-- Entries --
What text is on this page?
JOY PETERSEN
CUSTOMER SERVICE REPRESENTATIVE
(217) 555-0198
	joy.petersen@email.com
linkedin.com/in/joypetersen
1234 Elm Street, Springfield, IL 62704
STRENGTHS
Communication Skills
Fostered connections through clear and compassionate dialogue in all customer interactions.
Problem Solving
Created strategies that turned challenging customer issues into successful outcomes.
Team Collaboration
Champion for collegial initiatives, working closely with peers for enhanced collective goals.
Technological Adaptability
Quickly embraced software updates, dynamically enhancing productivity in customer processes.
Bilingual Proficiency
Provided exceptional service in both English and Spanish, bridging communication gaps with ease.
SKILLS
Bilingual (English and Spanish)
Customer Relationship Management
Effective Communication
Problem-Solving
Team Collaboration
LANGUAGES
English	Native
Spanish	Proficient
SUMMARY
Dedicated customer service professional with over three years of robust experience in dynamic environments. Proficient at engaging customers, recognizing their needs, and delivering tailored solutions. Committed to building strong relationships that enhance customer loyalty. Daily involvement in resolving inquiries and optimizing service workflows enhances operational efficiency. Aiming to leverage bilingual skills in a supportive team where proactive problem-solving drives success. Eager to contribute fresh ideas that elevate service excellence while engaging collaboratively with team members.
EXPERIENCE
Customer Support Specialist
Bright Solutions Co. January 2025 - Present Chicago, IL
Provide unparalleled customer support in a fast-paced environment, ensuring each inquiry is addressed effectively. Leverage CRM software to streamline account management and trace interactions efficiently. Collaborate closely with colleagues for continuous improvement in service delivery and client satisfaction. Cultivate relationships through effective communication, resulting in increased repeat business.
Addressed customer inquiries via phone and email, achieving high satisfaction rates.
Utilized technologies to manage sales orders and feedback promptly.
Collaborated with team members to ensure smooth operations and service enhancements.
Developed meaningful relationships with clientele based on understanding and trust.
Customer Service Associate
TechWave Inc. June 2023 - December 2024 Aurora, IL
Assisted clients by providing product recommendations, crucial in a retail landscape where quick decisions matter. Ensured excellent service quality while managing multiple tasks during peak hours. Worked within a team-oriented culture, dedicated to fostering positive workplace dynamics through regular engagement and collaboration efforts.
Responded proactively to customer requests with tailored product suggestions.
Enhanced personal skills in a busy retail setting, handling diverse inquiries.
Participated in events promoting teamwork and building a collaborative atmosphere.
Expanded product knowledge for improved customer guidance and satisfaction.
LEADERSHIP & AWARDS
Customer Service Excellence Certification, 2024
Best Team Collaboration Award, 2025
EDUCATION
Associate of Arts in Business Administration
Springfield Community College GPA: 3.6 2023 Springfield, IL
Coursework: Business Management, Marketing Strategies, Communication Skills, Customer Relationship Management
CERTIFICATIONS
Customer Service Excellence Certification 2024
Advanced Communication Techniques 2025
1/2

-- Requirement --
Using the data above, copy each line that contains "Proficient".

-- Task answer --
Spanish	Proficient
Dedicated customer service professional with over three years of robust experience in dynamic environments. Proficient at engaging customers, recognizing their needs, and delivering tailored solutions. Committed to building strong relationships that enhance customer loyalty. Daily involvement in resolving inquiries and optimizing service workflows enhances operational efficiency. Aiming to leverage bilingual skills in a supportive team where proactive problem-solving drives success. Eager to contribute fresh ideas that elevate service excellence while engaging collaboratively with team members.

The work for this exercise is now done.